(Figure dataset records)
--- START ---

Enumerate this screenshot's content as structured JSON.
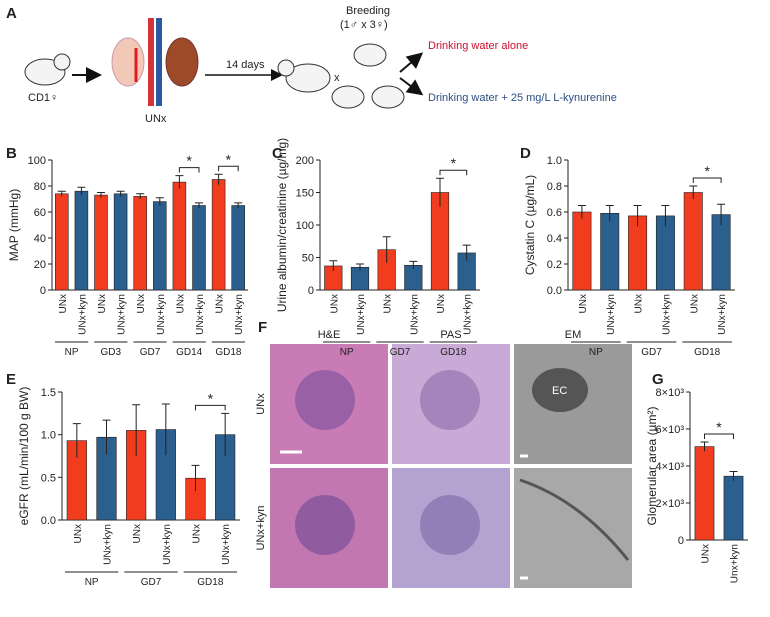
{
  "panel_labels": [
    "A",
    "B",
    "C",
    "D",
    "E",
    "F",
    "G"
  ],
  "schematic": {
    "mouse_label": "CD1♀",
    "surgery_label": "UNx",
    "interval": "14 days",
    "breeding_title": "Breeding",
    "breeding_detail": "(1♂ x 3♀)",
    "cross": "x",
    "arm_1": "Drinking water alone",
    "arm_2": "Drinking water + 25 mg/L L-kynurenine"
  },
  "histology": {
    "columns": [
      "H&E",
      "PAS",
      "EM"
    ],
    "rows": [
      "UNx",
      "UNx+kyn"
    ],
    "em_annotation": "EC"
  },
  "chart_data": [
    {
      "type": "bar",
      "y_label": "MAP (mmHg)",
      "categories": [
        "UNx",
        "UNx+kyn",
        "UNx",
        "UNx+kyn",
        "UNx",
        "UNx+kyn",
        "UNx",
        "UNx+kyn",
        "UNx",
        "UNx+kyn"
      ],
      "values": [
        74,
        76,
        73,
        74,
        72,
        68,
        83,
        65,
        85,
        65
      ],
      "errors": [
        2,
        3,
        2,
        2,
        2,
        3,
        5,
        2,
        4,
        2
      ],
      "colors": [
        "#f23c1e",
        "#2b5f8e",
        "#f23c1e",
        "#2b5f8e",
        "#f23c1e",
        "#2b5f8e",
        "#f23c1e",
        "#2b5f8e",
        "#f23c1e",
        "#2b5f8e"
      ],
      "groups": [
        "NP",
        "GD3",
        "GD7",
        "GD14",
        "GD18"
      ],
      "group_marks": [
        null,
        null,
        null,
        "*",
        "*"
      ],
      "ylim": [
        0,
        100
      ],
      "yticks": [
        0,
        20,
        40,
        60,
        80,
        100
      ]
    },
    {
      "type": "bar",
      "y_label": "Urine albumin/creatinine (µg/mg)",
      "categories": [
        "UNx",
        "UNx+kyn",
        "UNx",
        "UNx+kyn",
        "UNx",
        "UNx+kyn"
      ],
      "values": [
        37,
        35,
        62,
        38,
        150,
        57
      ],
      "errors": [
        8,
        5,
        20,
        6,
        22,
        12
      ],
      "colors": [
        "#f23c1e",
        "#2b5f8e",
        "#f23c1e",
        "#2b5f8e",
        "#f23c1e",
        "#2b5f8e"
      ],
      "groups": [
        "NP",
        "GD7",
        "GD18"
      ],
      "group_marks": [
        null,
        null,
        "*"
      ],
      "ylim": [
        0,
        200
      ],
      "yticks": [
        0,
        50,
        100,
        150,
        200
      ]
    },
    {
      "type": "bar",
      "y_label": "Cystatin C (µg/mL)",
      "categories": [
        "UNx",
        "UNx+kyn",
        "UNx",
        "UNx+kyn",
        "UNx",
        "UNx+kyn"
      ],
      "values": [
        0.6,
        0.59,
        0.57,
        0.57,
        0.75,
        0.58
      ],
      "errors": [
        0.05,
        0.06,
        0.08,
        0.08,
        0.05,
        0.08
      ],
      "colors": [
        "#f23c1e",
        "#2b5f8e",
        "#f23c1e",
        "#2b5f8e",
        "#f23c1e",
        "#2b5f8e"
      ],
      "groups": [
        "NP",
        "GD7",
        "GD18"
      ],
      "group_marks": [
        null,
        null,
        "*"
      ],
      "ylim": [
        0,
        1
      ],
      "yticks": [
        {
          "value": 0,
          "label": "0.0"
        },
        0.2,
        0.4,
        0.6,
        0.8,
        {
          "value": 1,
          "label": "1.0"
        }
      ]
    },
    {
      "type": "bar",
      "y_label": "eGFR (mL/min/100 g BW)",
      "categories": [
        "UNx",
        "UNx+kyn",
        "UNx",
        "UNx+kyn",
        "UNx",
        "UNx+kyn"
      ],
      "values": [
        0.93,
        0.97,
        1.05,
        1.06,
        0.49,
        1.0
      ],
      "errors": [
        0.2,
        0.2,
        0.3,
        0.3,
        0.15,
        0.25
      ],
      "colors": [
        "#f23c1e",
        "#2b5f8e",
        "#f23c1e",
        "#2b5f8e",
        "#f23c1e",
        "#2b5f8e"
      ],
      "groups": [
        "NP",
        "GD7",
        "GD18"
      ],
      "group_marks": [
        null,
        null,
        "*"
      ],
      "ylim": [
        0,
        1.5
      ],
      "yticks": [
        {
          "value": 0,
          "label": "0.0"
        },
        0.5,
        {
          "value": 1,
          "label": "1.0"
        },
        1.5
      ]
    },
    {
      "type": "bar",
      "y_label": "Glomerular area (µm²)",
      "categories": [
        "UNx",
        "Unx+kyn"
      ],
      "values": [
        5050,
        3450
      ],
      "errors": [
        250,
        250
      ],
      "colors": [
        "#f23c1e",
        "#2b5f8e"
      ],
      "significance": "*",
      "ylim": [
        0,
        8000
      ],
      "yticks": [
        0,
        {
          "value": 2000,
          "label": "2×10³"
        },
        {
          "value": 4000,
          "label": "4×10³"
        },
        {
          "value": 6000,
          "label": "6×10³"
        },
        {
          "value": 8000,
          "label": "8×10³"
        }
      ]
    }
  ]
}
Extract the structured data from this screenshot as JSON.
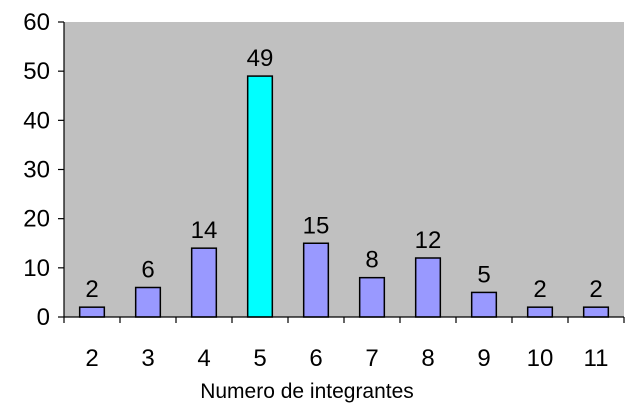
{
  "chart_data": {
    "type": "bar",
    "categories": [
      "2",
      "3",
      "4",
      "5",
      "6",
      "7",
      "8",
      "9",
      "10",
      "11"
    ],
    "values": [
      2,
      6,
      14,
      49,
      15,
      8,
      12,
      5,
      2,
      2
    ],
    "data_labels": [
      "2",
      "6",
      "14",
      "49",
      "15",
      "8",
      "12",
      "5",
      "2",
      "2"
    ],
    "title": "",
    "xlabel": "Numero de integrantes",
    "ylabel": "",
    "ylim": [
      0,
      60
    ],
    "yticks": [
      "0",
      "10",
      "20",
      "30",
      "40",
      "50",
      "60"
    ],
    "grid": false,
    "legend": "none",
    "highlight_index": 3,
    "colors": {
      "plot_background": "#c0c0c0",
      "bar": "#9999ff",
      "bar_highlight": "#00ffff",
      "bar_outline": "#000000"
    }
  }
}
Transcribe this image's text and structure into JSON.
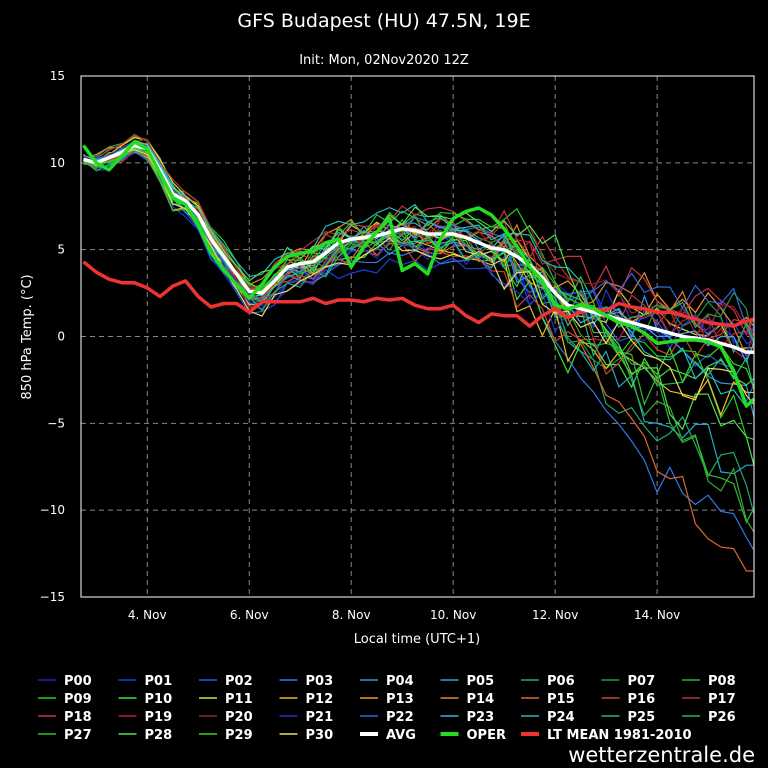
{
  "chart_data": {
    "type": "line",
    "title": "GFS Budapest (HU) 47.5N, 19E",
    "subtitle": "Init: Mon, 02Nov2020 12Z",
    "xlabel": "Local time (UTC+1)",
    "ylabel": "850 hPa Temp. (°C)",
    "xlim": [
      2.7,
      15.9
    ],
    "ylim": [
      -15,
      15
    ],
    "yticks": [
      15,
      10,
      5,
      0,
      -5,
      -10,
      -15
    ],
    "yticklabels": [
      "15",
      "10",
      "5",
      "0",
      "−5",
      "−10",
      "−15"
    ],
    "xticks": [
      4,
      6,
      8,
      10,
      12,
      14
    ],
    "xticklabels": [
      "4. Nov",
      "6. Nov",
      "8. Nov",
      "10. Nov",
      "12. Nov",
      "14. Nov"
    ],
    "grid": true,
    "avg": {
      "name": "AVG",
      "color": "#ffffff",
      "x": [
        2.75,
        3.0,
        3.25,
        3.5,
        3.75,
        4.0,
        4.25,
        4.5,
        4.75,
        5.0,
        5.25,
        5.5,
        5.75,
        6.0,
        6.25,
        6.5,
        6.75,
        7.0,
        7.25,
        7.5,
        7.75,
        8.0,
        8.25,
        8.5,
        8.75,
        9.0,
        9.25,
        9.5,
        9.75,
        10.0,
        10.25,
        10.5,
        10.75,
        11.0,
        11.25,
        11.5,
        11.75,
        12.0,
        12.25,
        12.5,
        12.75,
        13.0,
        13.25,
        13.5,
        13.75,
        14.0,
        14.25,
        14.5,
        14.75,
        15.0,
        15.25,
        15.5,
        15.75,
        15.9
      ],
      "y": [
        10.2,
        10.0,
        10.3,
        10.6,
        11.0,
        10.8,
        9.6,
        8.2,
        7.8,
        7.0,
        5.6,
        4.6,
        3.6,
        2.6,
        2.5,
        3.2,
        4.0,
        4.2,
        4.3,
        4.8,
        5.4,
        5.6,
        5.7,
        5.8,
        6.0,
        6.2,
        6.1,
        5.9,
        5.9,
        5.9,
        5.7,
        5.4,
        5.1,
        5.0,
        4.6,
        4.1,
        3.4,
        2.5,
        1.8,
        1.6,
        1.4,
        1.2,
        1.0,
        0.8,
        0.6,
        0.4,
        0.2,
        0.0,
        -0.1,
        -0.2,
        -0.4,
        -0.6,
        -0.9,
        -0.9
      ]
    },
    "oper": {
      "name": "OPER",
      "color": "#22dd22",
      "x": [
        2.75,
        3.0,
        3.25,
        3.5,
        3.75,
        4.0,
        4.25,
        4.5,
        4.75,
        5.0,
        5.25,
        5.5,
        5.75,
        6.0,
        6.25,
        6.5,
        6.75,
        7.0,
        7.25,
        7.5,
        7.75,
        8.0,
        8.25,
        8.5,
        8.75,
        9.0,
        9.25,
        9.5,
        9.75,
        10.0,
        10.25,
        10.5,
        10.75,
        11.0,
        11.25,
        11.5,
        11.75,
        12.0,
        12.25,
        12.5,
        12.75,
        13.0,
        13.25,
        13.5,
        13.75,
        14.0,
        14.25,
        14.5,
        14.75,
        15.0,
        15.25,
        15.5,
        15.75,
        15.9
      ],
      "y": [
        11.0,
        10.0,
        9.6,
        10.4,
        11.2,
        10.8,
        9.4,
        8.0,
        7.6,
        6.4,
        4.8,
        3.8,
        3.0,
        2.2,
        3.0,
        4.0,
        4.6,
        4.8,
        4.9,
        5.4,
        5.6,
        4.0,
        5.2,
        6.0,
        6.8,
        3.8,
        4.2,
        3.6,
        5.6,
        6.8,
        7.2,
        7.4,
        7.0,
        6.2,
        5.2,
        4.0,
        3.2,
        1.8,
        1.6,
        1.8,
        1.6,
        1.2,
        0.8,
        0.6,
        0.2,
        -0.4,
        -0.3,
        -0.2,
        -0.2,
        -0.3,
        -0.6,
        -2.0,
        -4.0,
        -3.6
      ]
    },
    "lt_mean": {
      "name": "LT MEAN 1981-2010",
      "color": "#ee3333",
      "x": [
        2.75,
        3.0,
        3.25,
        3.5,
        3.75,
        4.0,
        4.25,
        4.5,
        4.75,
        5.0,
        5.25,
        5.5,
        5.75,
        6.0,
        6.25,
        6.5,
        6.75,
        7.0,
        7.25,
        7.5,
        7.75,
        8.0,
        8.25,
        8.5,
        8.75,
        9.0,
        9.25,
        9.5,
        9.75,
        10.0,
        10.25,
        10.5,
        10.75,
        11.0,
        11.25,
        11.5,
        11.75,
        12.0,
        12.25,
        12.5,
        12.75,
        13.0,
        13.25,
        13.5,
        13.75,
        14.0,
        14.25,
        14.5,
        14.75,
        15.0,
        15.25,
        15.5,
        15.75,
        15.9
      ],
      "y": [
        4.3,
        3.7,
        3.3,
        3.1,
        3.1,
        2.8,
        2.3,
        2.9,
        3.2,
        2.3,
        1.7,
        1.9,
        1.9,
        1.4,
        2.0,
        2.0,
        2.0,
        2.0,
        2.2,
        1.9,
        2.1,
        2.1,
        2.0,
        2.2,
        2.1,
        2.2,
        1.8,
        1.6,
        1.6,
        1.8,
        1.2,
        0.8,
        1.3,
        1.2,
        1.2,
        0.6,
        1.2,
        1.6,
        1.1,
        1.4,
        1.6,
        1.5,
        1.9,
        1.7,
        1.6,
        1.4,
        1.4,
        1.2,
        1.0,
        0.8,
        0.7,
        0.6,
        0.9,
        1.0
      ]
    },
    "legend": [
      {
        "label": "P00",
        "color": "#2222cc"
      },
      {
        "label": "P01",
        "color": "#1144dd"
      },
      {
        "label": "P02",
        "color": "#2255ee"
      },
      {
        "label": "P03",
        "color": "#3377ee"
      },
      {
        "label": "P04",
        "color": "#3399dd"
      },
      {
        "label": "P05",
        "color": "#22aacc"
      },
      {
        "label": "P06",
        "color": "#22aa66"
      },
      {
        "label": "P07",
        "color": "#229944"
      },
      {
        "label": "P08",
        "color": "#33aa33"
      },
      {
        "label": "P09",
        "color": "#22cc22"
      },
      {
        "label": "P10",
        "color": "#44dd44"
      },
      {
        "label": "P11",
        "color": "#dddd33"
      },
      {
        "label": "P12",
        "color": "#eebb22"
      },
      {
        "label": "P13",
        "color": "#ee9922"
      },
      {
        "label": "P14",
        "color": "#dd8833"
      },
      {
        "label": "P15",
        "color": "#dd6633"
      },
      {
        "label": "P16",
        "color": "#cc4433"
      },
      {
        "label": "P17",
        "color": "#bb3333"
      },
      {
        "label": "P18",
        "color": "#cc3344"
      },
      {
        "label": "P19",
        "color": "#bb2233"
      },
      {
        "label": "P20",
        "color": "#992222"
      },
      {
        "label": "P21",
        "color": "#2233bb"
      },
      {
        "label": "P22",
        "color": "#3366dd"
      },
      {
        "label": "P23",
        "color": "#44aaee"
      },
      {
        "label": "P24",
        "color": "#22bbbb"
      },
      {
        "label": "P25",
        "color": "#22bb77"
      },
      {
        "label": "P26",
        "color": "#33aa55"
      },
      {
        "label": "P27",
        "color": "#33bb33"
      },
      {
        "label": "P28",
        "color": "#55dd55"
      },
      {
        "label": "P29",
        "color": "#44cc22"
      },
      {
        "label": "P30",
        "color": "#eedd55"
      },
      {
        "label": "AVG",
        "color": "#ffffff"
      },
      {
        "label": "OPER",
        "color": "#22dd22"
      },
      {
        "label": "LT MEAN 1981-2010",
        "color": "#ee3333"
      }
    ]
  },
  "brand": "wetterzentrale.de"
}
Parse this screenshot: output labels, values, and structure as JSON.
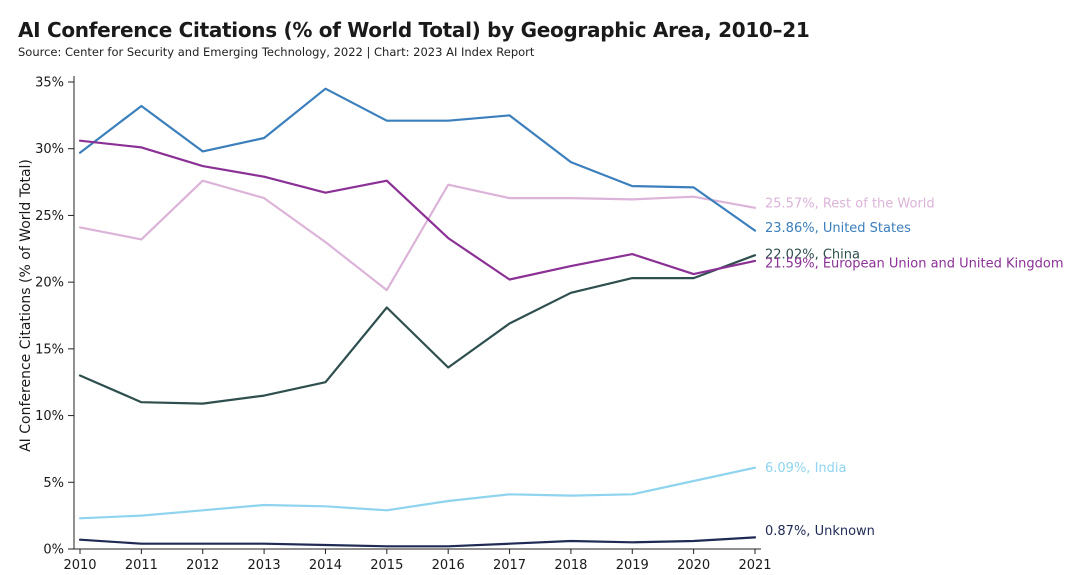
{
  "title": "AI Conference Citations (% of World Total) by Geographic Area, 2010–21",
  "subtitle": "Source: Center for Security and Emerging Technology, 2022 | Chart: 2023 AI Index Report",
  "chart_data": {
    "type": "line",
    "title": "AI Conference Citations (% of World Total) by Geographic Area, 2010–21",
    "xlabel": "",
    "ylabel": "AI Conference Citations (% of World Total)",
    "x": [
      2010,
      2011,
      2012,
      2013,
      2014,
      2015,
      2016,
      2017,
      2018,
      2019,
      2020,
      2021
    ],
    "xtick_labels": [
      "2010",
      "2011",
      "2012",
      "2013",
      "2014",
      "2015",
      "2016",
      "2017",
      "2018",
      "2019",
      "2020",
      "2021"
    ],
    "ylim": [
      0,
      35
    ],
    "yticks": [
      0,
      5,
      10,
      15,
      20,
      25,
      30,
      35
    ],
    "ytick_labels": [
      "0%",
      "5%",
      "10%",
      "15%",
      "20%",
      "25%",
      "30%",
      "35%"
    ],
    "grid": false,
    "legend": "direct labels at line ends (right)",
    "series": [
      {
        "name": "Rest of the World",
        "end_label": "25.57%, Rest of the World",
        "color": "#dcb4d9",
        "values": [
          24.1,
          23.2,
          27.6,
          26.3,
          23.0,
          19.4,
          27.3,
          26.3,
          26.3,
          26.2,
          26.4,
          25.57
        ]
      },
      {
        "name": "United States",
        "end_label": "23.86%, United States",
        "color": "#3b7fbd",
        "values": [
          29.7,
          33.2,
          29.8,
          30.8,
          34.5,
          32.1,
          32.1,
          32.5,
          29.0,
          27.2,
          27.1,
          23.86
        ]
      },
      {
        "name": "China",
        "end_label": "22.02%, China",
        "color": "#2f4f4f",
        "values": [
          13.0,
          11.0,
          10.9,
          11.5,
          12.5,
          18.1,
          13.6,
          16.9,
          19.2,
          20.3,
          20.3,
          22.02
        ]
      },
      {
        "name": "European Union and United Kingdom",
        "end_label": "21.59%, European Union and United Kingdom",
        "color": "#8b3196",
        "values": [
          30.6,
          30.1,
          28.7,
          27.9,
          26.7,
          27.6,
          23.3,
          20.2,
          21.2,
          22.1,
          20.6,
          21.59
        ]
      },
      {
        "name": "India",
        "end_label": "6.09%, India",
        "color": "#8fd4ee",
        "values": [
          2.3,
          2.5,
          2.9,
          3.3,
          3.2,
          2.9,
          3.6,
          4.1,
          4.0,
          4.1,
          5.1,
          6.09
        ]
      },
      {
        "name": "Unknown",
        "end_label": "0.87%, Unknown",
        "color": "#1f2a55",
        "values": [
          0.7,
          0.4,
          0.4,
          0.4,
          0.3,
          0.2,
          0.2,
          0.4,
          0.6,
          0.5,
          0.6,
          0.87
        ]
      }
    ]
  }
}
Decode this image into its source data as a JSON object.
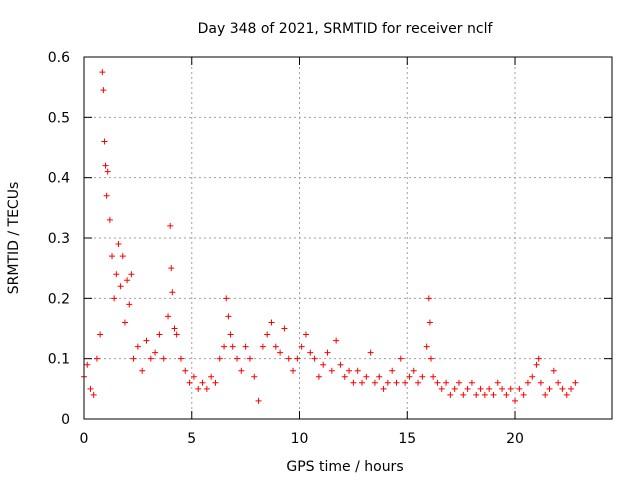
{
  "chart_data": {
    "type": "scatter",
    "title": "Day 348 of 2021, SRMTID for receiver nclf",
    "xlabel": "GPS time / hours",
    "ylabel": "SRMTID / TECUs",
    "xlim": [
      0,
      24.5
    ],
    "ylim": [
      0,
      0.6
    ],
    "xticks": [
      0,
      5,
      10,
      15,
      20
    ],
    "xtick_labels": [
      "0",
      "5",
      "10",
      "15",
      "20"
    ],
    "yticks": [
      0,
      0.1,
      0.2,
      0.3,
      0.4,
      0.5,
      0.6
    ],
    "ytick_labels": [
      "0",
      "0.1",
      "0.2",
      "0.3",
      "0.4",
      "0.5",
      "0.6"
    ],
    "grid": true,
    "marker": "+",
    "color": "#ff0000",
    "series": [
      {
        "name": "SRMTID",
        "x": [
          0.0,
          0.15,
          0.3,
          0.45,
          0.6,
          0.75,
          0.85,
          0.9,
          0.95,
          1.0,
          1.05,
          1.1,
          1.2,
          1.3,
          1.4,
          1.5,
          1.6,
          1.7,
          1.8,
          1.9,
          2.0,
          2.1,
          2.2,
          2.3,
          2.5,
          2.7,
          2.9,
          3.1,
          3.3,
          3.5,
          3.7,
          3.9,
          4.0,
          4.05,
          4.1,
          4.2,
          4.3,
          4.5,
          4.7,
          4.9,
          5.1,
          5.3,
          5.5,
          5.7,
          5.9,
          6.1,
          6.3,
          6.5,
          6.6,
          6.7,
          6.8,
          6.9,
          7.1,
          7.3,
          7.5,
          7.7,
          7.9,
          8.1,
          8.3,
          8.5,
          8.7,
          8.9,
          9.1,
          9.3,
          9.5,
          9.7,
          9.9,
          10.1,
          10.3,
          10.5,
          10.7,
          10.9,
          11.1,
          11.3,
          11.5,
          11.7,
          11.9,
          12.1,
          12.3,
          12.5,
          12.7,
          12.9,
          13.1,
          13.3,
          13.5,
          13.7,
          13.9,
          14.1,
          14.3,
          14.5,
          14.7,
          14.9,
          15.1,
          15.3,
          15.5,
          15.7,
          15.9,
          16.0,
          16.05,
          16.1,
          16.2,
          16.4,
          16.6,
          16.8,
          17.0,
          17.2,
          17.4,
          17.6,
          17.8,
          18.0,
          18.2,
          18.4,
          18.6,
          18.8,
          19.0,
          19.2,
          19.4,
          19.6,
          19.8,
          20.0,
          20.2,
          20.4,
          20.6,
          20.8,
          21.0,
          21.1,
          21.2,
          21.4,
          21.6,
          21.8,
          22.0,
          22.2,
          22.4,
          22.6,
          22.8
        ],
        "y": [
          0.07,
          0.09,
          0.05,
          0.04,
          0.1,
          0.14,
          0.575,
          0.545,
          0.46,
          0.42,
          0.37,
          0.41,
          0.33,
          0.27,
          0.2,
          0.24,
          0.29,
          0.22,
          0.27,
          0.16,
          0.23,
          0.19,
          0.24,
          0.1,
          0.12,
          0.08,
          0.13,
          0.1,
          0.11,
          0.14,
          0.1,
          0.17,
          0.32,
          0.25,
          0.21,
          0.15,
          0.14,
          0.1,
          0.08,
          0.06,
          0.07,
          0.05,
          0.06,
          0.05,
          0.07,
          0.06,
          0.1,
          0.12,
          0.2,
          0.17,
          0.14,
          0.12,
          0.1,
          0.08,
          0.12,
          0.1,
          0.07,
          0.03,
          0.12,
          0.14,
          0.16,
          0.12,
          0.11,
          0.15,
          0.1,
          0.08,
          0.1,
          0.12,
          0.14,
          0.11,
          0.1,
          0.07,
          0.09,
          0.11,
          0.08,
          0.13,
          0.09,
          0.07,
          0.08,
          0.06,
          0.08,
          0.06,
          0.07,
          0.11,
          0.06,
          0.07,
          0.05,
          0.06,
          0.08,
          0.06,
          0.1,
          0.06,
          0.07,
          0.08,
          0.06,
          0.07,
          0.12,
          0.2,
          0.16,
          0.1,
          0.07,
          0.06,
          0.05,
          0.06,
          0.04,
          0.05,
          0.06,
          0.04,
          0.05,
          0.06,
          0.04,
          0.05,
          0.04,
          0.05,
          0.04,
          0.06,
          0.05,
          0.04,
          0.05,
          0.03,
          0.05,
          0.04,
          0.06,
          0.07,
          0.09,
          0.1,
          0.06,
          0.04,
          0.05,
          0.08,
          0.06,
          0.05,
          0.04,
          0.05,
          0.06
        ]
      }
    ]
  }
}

--- END ---

**REQUIRED WORK:** Provide only the count of lines in the material above that hold the word "Rest".

**EXERCISE RESPONSE:** 2